TASK INSTRUCTIONS:
Please reproduce verbatim the stretch of the records from the start through the line containing "advisor-name: 邝良锋 （教授） — [173, 366, 295, 511]", including both ends.

Layout element records:

^^^^

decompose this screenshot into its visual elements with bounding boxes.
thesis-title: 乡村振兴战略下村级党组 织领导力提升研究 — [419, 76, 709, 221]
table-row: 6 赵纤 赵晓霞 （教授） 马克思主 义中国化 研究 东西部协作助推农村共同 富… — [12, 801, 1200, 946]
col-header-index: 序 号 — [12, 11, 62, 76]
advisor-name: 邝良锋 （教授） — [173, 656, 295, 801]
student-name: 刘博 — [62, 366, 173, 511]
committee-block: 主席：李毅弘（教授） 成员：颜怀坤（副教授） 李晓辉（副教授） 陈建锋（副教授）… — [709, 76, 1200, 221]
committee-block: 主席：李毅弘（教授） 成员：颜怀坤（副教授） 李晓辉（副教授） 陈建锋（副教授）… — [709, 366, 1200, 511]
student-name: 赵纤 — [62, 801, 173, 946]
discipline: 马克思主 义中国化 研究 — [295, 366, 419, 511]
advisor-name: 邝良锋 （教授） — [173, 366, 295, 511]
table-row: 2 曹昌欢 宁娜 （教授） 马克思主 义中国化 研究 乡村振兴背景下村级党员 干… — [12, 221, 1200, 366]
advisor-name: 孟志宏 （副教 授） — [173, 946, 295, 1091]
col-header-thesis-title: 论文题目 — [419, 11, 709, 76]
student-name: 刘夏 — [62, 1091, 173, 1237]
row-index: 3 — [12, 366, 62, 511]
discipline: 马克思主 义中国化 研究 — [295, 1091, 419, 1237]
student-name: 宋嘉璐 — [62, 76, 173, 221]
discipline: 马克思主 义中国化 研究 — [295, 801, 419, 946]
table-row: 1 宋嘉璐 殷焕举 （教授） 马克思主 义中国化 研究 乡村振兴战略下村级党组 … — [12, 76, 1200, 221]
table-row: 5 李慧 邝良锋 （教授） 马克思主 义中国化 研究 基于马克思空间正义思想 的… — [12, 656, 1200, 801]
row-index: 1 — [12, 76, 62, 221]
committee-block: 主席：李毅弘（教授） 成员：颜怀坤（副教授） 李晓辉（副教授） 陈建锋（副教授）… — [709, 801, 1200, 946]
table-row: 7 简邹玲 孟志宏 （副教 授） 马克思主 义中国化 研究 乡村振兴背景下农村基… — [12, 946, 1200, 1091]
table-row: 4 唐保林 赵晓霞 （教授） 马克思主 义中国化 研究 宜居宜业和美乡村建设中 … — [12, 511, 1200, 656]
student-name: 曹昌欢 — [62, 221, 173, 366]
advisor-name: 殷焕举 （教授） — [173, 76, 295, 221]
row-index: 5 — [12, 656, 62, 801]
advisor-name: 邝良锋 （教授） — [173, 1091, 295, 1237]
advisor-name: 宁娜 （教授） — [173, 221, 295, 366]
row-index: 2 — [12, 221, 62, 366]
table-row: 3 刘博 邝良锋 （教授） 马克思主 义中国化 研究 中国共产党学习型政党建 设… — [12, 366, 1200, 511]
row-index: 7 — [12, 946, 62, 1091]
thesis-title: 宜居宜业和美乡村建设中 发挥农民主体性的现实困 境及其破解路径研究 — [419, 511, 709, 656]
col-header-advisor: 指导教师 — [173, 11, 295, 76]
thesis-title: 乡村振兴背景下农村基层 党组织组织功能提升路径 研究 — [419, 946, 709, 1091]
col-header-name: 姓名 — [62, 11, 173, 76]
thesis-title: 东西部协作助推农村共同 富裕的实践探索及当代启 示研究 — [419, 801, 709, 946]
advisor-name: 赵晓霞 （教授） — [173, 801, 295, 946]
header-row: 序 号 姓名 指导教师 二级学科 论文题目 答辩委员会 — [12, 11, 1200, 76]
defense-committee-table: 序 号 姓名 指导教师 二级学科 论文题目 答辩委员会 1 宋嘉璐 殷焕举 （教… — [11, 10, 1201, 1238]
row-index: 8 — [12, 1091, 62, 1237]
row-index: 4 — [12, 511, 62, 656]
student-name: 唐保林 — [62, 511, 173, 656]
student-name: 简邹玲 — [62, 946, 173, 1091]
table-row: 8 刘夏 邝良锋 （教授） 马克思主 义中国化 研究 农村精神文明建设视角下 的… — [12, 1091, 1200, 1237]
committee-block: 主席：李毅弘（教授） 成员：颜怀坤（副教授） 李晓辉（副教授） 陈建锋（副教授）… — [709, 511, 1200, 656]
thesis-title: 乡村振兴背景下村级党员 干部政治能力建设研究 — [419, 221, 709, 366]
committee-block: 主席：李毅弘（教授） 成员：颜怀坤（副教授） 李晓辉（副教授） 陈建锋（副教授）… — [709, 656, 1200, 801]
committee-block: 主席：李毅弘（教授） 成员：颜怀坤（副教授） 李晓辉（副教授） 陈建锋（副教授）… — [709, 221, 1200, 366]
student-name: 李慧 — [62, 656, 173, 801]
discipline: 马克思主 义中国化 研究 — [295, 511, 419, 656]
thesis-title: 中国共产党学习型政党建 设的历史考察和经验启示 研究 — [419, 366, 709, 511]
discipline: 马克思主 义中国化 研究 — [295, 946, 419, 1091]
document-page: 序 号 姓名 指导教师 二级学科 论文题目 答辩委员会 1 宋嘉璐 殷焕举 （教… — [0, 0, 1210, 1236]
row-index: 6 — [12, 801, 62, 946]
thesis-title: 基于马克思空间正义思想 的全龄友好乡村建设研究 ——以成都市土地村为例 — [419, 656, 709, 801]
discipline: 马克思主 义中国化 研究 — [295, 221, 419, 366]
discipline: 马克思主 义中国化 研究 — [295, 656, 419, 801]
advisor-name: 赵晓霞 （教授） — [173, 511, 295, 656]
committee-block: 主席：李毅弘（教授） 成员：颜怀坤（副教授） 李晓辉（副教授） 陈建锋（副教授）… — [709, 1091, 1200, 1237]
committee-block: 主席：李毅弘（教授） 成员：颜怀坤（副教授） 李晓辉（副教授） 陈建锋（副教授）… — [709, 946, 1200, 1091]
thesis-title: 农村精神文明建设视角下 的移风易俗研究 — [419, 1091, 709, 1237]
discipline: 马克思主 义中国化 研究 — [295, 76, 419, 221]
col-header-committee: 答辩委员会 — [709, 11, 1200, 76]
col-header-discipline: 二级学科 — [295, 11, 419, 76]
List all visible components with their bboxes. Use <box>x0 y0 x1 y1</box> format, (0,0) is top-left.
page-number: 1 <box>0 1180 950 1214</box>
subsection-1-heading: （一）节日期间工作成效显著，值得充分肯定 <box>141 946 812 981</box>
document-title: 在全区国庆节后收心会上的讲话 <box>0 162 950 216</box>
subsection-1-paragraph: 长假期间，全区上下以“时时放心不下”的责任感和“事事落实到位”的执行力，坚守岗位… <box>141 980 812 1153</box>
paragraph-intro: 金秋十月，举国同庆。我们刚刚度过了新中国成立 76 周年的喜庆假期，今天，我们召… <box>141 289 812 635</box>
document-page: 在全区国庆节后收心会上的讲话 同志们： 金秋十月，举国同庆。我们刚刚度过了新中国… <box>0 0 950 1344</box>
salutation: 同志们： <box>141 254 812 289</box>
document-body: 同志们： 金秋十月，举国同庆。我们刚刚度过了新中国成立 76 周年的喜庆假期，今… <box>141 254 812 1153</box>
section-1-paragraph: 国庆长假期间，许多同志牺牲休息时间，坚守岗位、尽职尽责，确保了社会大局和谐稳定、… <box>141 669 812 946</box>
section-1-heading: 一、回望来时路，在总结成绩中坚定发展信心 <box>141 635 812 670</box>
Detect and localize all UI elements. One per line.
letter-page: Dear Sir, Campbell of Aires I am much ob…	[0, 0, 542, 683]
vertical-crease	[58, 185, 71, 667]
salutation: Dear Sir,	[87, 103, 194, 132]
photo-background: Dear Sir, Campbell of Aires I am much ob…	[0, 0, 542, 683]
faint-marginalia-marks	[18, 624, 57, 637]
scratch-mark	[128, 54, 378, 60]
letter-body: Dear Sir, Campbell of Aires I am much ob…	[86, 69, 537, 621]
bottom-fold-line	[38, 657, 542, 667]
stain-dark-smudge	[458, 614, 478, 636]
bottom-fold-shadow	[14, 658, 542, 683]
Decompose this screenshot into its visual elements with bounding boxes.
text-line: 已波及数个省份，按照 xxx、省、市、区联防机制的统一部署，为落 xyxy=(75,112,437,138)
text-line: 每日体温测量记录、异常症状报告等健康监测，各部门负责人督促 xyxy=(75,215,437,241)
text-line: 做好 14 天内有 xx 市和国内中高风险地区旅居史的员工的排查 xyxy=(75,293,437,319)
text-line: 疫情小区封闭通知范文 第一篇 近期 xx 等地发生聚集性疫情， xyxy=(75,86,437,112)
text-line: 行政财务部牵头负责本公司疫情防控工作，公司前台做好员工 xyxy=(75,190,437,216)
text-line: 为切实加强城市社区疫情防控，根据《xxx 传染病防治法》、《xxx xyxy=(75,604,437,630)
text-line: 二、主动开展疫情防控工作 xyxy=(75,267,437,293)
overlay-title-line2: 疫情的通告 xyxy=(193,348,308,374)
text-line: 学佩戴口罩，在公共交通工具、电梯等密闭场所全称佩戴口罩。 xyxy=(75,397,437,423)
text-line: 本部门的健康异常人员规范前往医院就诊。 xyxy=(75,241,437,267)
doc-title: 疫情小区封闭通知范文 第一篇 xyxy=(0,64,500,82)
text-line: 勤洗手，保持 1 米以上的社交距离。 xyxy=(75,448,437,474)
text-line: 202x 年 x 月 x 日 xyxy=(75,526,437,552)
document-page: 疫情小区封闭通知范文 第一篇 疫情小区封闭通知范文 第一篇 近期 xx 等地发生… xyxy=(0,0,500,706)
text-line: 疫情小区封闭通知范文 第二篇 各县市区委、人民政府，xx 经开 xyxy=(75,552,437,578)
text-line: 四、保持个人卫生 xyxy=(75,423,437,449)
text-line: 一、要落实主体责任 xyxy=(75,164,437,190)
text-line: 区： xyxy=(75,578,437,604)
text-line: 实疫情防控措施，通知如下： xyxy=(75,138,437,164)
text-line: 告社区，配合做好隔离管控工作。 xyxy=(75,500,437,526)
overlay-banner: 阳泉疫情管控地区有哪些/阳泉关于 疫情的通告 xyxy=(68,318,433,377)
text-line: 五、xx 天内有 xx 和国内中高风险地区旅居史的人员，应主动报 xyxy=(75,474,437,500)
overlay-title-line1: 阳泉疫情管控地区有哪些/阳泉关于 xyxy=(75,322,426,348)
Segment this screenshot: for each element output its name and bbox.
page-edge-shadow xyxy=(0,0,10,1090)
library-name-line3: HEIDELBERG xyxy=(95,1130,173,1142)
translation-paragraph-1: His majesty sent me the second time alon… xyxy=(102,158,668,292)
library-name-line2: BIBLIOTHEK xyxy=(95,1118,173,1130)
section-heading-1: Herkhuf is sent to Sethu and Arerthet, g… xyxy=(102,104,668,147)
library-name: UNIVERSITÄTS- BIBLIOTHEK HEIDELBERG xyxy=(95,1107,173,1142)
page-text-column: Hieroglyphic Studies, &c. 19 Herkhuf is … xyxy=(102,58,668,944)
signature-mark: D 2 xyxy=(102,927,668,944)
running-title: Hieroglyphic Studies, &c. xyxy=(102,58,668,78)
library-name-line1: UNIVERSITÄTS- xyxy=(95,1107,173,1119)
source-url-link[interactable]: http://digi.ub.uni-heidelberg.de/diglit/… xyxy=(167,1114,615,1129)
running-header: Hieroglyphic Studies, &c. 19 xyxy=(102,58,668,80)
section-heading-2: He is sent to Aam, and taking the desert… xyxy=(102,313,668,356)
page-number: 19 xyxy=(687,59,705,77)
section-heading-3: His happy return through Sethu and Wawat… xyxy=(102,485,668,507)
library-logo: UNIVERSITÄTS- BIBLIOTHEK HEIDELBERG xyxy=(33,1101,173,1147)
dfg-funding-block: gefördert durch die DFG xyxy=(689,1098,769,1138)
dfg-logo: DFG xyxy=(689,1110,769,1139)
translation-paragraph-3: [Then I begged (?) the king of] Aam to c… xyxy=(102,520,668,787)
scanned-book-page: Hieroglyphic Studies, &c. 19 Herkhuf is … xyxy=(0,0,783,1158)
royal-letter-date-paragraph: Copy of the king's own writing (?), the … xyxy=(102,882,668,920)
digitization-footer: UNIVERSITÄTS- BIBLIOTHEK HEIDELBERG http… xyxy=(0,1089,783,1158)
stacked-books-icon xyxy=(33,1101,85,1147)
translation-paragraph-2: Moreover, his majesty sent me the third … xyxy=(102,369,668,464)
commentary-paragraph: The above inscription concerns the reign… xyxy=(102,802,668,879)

^^^^

WORKED SOLUTION:
decompose this screenshot into its visual elements with bounding boxes.
thesis-title: 乡村振兴战略下村级党组 织领导力提升研究 — [419, 76, 709, 221]
table-row: 6 赵纤 赵晓霞 （教授） 马克思主 义中国化 研究 东西部协作助推农村共同 富… — [12, 801, 1200, 946]
col-header-index: 序 号 — [12, 11, 62, 76]
advisor-name: 邝良锋 （教授） — [173, 656, 295, 801]
student-name: 刘博 — [62, 366, 173, 511]
committee-block: 主席：李毅弘（教授） 成员：颜怀坤（副教授） 李晓辉（副教授） 陈建锋（副教授）… — [709, 76, 1200, 221]
committee-block: 主席：李毅弘（教授） 成员：颜怀坤（副教授） 李晓辉（副教授） 陈建锋（副教授）… — [709, 366, 1200, 511]
student-name: 赵纤 — [62, 801, 173, 946]
discipline: 马克思主 义中国化 研究 — [295, 366, 419, 511]
advisor-name: 邝良锋 （教授） — [173, 366, 295, 511]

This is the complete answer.